→ **To do**
Leave out the pictures and copy every record exactly.

>> Begin

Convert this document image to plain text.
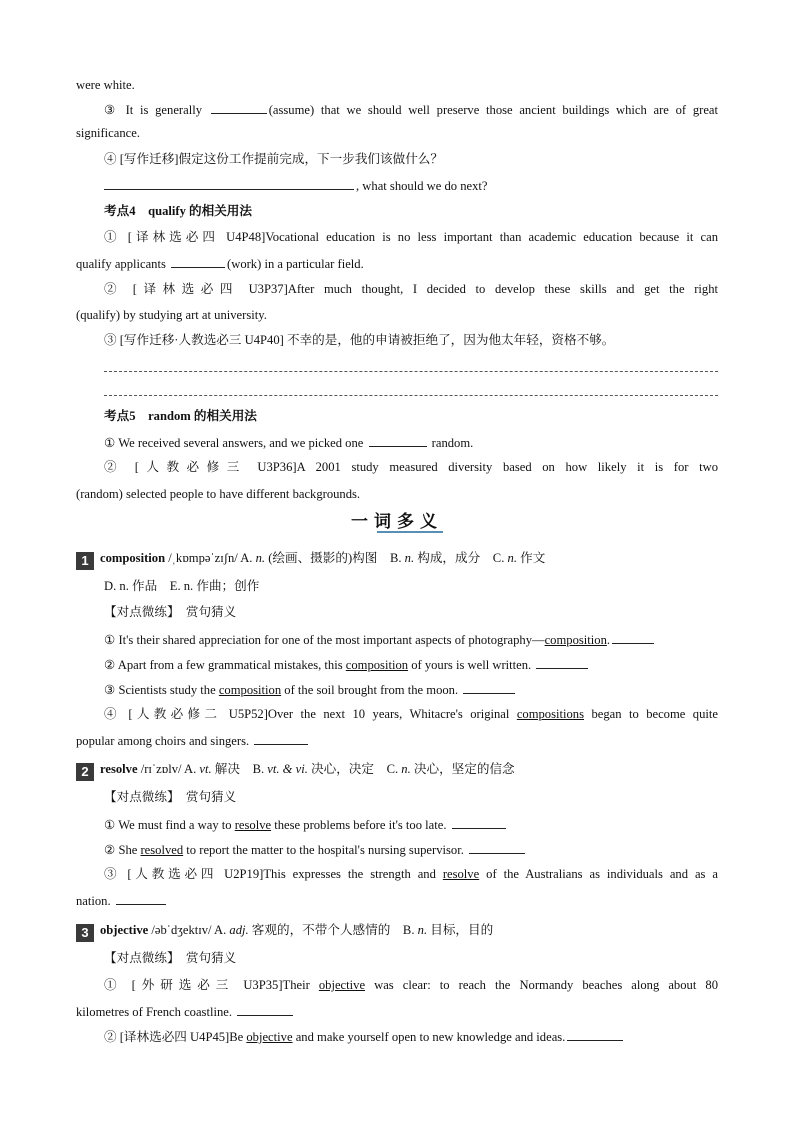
were white.
③ It is generally	(assume) that we should well preserve those ancient buildings which are of great
significance.
④ [写作迁移]假定这份工作提前完成，下一步我们该做什么？
, what should we do next?
考点4　qualify 的相关用法
① [译林选必四 U4P48]Vocational education is no less important than academic education because it can
qualify applicants	(work) in a particular field.
② [译林选必四 U3P37]After much thought, I decided to develop these skills and get the right
(qualify) by studying art at university.
③ [写作迁移·人教选必三 U4P40] 不幸的是，他的申请被拒绝了，因为他太年轻，资格不够。
考点5　random 的相关用法
① We received several answers, and we picked one	random.
② [人教必修三 U3P36]A 2001 study measured diversity based on how likely it is for two
(random) selected people to have different backgrounds.
一词多义
1 composition /ˌkɒmpəˈzɪʃn/ A. n. (绘画、摄影的)构图　B. n. 构成，成分　C. n. 作文
D. n. 作品　E. n. 作曲；创作
【对点微练】　赏句猜义
① It's their shared appreciation for one of the most important aspects of photography—composition.
② Apart from a few grammatical mistakes, this composition of yours is well written.
③ Scientists study the composition of the soil brought from the moon.
④ [人教必修二 U5P52]Over the next 10 years, Whitacre's original compositions began to become quite
popular among choirs and singers.
2 resolve /rɪˈzɒlv/ A. vt. 解决　B. vt. & vi. 决心，决定　C. n. 决心，坚定的信念
【对点微练】　赏句猜义
① We must find a way to resolve these problems before it's too late.
② She resolved to report the matter to the hospital's nursing supervisor.
③ [人教选必四 U2P19]This expresses the strength and resolve of the Australians as individuals and as a
nation.
3 objective /əbˈdʒektɪv/ A. adj. 客观的，不带个人感情的　B. n. 目标，目的
【对点微练】　赏句猜义
① [外研选必三 U3P35]Their objective was clear: to reach the Normandy beaches along about 80
kilometres of French coastline.
② [译林选必四 U4P45]Be objective and make yourself open to new knowledge and ideas.
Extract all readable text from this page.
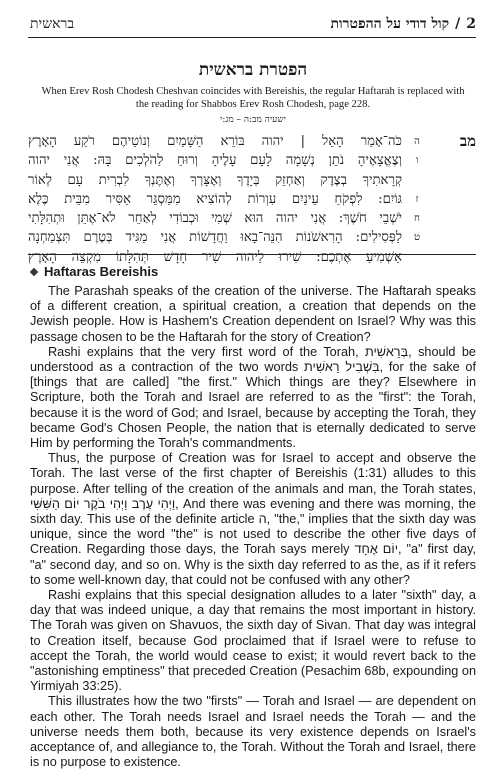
בראשית	2
/
קול דודי על ההפטרות
הפטרת בראשית
When Erev Rosh Chodesh Cheshvan coincides with Bereishis, the regular Haftarah is replaced with the reading for Shabbos Erev Rosh Chodesh, page 228.
ישעיה מב:ה – מג:י
מב
ה
ו
ז
ח
ט
כֹּה־אָמַר הָאֵל | יהוה בּוֹרֵא הַשָּׁמַיִם וְנוֹטֵיהֶם רֹקַע הָאָרֶץ
וְצֶאֱצָאֶיהָ נֹתֵן נְשָׁמָה לָעָם עָלֶיהָ וְרוּחַ לַהֹלְכִים בָּהּ: אֲנִי יהוה
קְרָאתִיךָ בְצֶדֶק וְאַחְזֵק בְּיָדֶךָ וְאֶצָּרְךָ וְאֶתֶּנְךָ לִבְרִית עָם לְאוֹר
גּוֹיִם: לִפְקֹחַ עֵינַיִם עִוְרוֹת לְהוֹצִיא מִמַּסְגֵּר אַסִּיר מִבֵּית כֶּלֶא
יֹשְׁבֵי חֹשֶׁךְ: אֲנִי יהוה הוּא שְׁמִי וּכְבוֹדִי לְאַחֵר לֹא־אֶתֵּן וּתְהִלָּתִי
לַפְּסִילִים: הָרִאשֹׁנוֹת הִנֵּה־בָאוּ וַחֲדָשׁוֹת אֲנִי מַגִּיד בְּטֶרֶם תִּצְמַחְנָה
אַשְׁמִיעַ אֶתְכֶם: שִׁירוּ לַיהוה שִׁיר חָדָשׁ תְּהִלָּתוֹ מִקְצֵה הָאָרֶץ
Haftaras Bereishis

The Parashah speaks of the creation of the universe. The Haftarah speaks of a different creation, a spiritual creation, a creation that depends on the Jewish people. How is Hashem's Creation dependent on Israel? Why was this passage chosen to be the Haftarah for the story of Creation?

Rashi explains that the very first word of the Torah, בְּרֵאשִׁית, should be understood as a contraction of the two words בִּשְׁבִיל רֵאשִׁית, for the sake of [things that are called] "the first." Which things are they? Elsewhere in Scripture, both the Torah and Israel are referred to as the "first": the Torah, because it is the word of God; and Israel, because by accepting the Torah, they became God's Chosen People, the nation that is eternally dedicated to serve Him by performing the Torah's commandments.

Thus, the purpose of Creation was for Israel to accept and observe the Torah. The last verse of the first chapter of Bereishis (1:31) alludes to this purpose. After telling of the creation of the animals and man, the Torah states, וַיְהִי עֶרֶב וַיְהִי בֹקֶר יוֹם הַשִּׁשִּׁי, And there was evening and there was morning, the sixth day. This use of the definite article ה, "the," implies that the sixth day was unique, since the word "the" is not used to describe the other five days of Creation. Regarding those days, the Torah says merely יוֹם אֶחָד, "a" first day, "a" second day, and so on. Why is the sixth day referred to as the, as if it refers to some well-known day, that could not be confused with any other?

Rashi explains that this special designation alludes to a later "sixth" day, a day that was indeed unique, a day that remains the most important in history. The Torah was given on Shavuos, the sixth day of Sivan. That day was integral to Creation itself, because God proclaimed that if Israel were to refuse to accept the Torah, the world would cease to exist; it would revert back to the "astonishing emptiness" that preceded Creation (Pesachim 68b, expounding on Yirmiyah 33:25).

This illustrates how the two "firsts" — Torah and Israel — are dependent on each other. The Torah needs Israel and Israel needs the Torah — and the universe needs them both, because its very existence depends on Israel's acceptance of, and allegiance to, the Torah. Without the Torah and Israel, there is no purpose to existence.
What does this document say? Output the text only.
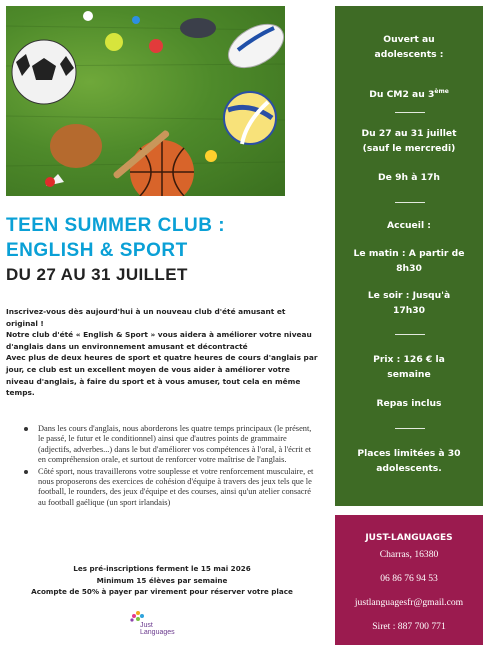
TEEN SUMMER CLUB :
ENGLISH & SPORT
DU 27 AU 31 JUILLET

Inscrivez-vous dès aujourd'hui à un nouveau club d'été amusant et original !

Notre club d'été « English & Sport » vous aidera à améliorer votre niveau d'anglais dans un environnement amusant et décontracté

Avec plus de deux heures de sport et quatre heures de cours d'anglais par jour, ce club est un excellent moyen de vous aider à améliorer votre niveau d'anglais, à faire du sport et à vous amuser, tout cela en même temps.

Dans les cours d'anglais, nous aborderons les quatre temps principaux (le présent, le passé, le futur et le conditionnel) ainsi que d'autres points de grammaire (adjectifs, adverbes...) dans le but d'améliorer vos compétences à l'oral, à l'écrit et en compréhension orale, et surtout de renforcer votre maîtrise de l'anglais.
Côté sport, nous travaillerons votre souplesse et votre renforcement musculaire, et nous proposerons des exercices de cohésion d'équipe à travers des jeux tels que le football, le rounders, des jeux d'équipe et des courses, ainsi qu'un atelier consacré au football gaélique (un sport irlandais)
Les pré-inscriptions ferment le 15 mai 2026
Minimum 15 élèves par semaine
Acompte de 50% à payer par virement pour réserver votre place
Just
Languages
Ouvert au
adolescents :
Du CM2 au 3ème
Du 27 au 31 juillet
(sauf le mercredi)
De 9h à 17h
Accueil :
Le matin : A partir de
8h30
Le soir : Jusqu'à
17h30
Prix : 126 € la
semaine
Repas inclus
Places limitées à 30
adolescents.
JUST-LANGUAGES
Charras, 16380
06 86 76 94 53
justlanguagesfr@gmail.com
Siret : 887 700 771
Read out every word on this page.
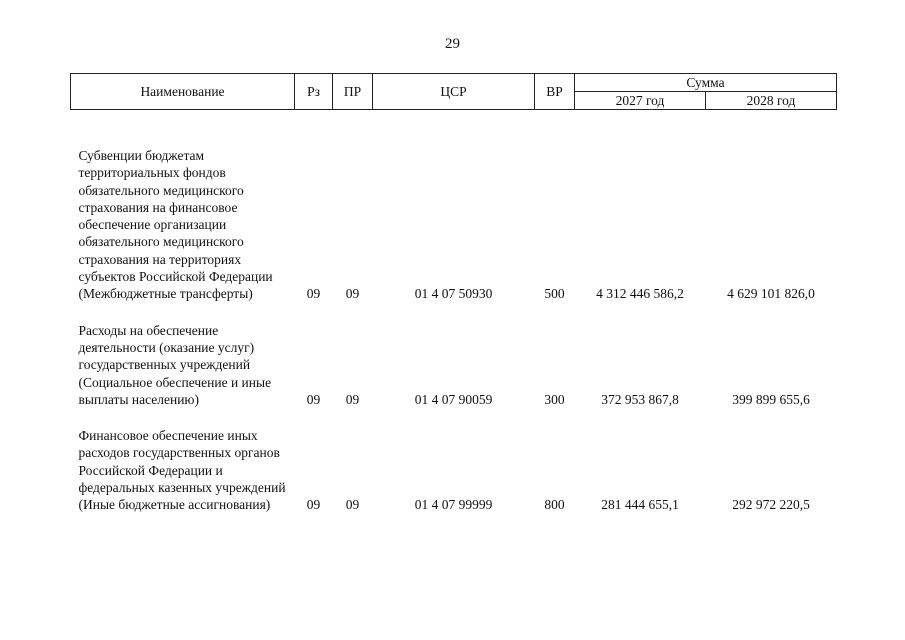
29
Наименование	Рз	ПР	ЦСР	ВР	Сумма	
					2027 год	2028 год

Субвенции бюджетам территориальных фондов обязательного медицинского страхования на финансовое обеспечение организации обязательного медицинского страхования на территориях субъектов Российской Федерации (Межбюджетные трансферты)	09	09	01 4 07 50930	500	4 312 446 586,2	4 629 101 826,0

Расходы на обеспечение деятельности (оказание услуг) государственных учреждений (Социальное обеспечение и иные выплаты населению)	09	09	01 4 07 90059	300	372 953 867,8	399 899 655,6

Финансовое обеспечение иных расходов государственных органов Российской Федерации и федеральных казенных учреждений (Иные бюджетные ассигнования)	09	09	01 4 07 99999	800	281 444 655,1	292 972 220,5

>> End

→ **Full solution**
Convert this document image to plain text.
were white.
③ It is generally	(assume) that we should well preserve those ancient buildings which are of great
significance.
④ [写作迁移]假定这份工作提前完成，下一步我们该做什么？
, what should we do next?
考点4　qualify 的相关用法
① [译林选必四 U4P48]Vocational education is no less important than academic education because it can
qualify applicants	(work) in a particular field.
② [译林选必四 U3P37]After much thought, I decided to develop these skills and get the right
(qualify) by studying art at university.
③ [写作迁移·人教选必三 U4P40] 不幸的是，他的申请被拒绝了，因为他太年轻，资格不够。
考点5　random 的相关用法
① We received several answers, and we picked one	random.
② [人教必修三 U3P36]A 2001 study measured diversity based on how likely it is for two
(random) selected people to have different backgrounds.
一词多义
1 composition /ˌkɒmpəˈzɪʃn/ A. n. (绘画、摄影的)构图　B. n. 构成，成分　C. n. 作文
D. n. 作品　E. n. 作曲；创作
【对点微练】　赏句猜义
① It's their shared appreciation for one of the most important aspects of photography—composition.
② Apart from a few grammatical mistakes, this composition of yours is well written.
③ Scientists study the composition of the soil brought from the moon.
④ [人教必修二 U5P52]Over the next 10 years, Whitacre's original compositions began to become quite
popular among choirs and singers.
2 resolve /rɪˈzɒlv/ A. vt. 解决　B. vt. & vi. 决心，决定　C. n. 决心，坚定的信念
【对点微练】　赏句猜义
① We must find a way to resolve these problems before it's too late.
② She resolved to report the matter to the hospital's nursing supervisor.
③ [人教选必四 U2P19]This expresses the strength and resolve of the Australians as individuals and as a
nation.
3 objective /əbˈdʒektɪv/ A. adj. 客观的，不带个人感情的　B. n. 目标，目的
【对点微练】　赏句猜义
① [外研选必三 U3P35]Their objective was clear: to reach the Normandy beaches along about 80
kilometres of French coastline.
② [译林选必四 U4P45]Be objective and make yourself open to new knowledge and ideas.
Extract all readable text from this page.
בראשית	2
/
קול דודי על ההפטרות
הפטרת בראשית
When Erev Rosh Chodesh Cheshvan coincides with Bereishis, the regular Haftarah is replaced with the reading for Shabbos Erev Rosh Chodesh, page 228.
ישעיה מב:ה – מג:י
מב
ה
ו
ז
ח
ט
כֹּה־אָמַר הָאֵל | יהוה בּוֹרֵא הַשָּׁמַיִם וְנוֹטֵיהֶם רֹקַע הָאָרֶץ
וְצֶאֱצָאֶיהָ נֹתֵן נְשָׁמָה לָעָם עָלֶיהָ וְרוּחַ לַהֹלְכִים בָּהּ: אֲנִי יהוה
קְרָאתִיךָ בְצֶדֶק וְאַחְזֵק בְּיָדֶךָ וְאֶצָּרְךָ וְאֶתֶּנְךָ לִבְרִית עָם לְאוֹר
גּוֹיִם: לִפְקֹחַ עֵינַיִם עִוְרוֹת לְהוֹצִיא מִמַּסְגֵּר אַסִּיר מִבֵּית כֶּלֶא
יֹשְׁבֵי חֹשֶׁךְ: אֲנִי יהוה הוּא שְׁמִי וּכְבוֹדִי לְאַחֵר לֹא־אֶתֵּן וּתְהִלָּתִי
לַפְּסִילִים: הָרִאשֹׁנוֹת הִנֵּה־בָאוּ וַחֲדָשׁוֹת אֲנִי מַגִּיד בְּטֶרֶם תִּצְמַחְנָה
אַשְׁמִיעַ אֶתְכֶם: שִׁירוּ לַיהוה שִׁיר חָדָשׁ תְּהִלָּתוֹ מִקְצֵה הָאָרֶץ
Haftaras Bereishis

The Parashah speaks of the creation of the universe. The Haftarah speaks of a different creation, a spiritual creation, a creation that depends on the Jewish people. How is Hashem's Creation dependent on Israel? Why was this passage chosen to be the Haftarah for the story of Creation?

Rashi explains that the very first word of the Torah, בְּרֵאשִׁית, should be understood as a contraction of the two words בִּשְׁבִיל רֵאשִׁית, for the sake of [things that are called] "the first." Which things are they? Elsewhere in Scripture, both the Torah and Israel are referred to as the "first": the Torah, because it is the word of God; and Israel, because by accepting the Torah, they became God's Chosen People, the nation that is eternally dedicated to serve Him by performing the Torah's commandments.

Thus, the purpose of Creation was for Israel to accept and observe the Torah. The last verse of the first chapter of Bereishis (1:31) alludes to this purpose. After telling of the creation of the animals and man, the Torah states, וַיְהִי עֶרֶב וַיְהִי בֹקֶר יוֹם הַשִּׁשִּׁי, And there was evening and there was morning, the sixth day. This use of the definite article ה, "the," implies that the sixth day was unique, since the word "the" is not used to describe the other five days of Creation. Regarding those days, the Torah says merely יוֹם אֶחָד, "a" first day, "a" second day, and so on. Why is the sixth day referred to as the, as if it refers to some well-known day, that could not be confused with any other?

Rashi explains that this special designation alludes to a later "sixth" day, a day that was indeed unique, a day that remains the most important in history. The Torah was given on Shavuos, the sixth day of Sivan. That day was integral to Creation itself, because God proclaimed that if Israel were to refuse to accept the Torah, the world would cease to exist; it would revert back to the "astonishing emptiness" that preceded Creation (Pesachim 68b, expounding on Yirmiyah 33:25).

This illustrates how the two "firsts" — Torah and Israel — are dependent on each other. The Torah needs Israel and Israel needs the Torah — and the universe needs them both, because its very existence depends on Israel's acceptance of, and allegiance to, the Torah. Without the Torah and Israel, there is no purpose to existence.
What does this document say? Output the text only.
TEEN SUMMER CLUB :
ENGLISH & SPORT
DU 27 AU 31 JUILLET

Inscrivez-vous dès aujourd'hui à un nouveau club d'été amusant et original !

Notre club d'été « English & Sport » vous aidera à améliorer votre niveau d'anglais dans un environnement amusant et décontracté

Avec plus de deux heures de sport et quatre heures de cours d'anglais par jour, ce club est un excellent moyen de vous aider à améliorer votre niveau d'anglais, à faire du sport et à vous amuser, tout cela en même temps.

Dans les cours d'anglais, nous aborderons les quatre temps principaux (le présent, le passé, le futur et le conditionnel) ainsi que d'autres points de grammaire (adjectifs, adverbes...) dans le but d'améliorer vos compétences à l'oral, à l'écrit et en compréhension orale, et surtout de renforcer votre maîtrise de l'anglais.
Côté sport, nous travaillerons votre souplesse et votre renforcement musculaire, et nous proposerons des exercices de cohésion d'équipe à travers des jeux tels que le football, le rounders, des jeux d'équipe et des courses, ainsi qu'un atelier consacré au football gaélique (un sport irlandais)
Les pré-inscriptions ferment le 15 mai 2026
Minimum 15 élèves par semaine
Acompte de 50% à payer par virement pour réserver votre place
Just
Languages
Ouvert au
adolescents :
Du CM2 au 3ème
Du 27 au 31 juillet
(sauf le mercredi)
De 9h à 17h
Accueil :
Le matin : A partir de
8h30
Le soir : Jusqu'à
17h30
Prix : 126 € la
semaine
Repas inclus
Places limitées à 30
adolescents.
JUST-LANGUAGES
Charras, 16380
06 86 76 94 53
justlanguagesfr@gmail.com
Siret : 887 700 771
Read out every word on this page.
29
Наименование	Рз	ПР	ЦСР	ВР	Сумма	
					2027 год	2028 год

Субвенции бюджетам территориальных фондов обязательного медицинского страхования на финансовое обеспечение организации обязательного медицинского страхования на территориях субъектов Российской Федерации (Межбюджетные трансферты)	09	09	01 4 07 50930	500	4 312 446 586,2	4 629 101 826,0

Расходы на обеспечение деятельности (оказание услуг) государственных учреждений (Социальное обеспечение и иные выплаты населению)	09	09	01 4 07 90059	300	372 953 867,8	399 899 655,6

Финансовое обеспечение иных расходов государственных органов Российской Федерации и федеральных казенных учреждений (Иные бюджетные ассигнования)	09	09	01 4 07 99999	800	281 444 655,1	292 972 220,5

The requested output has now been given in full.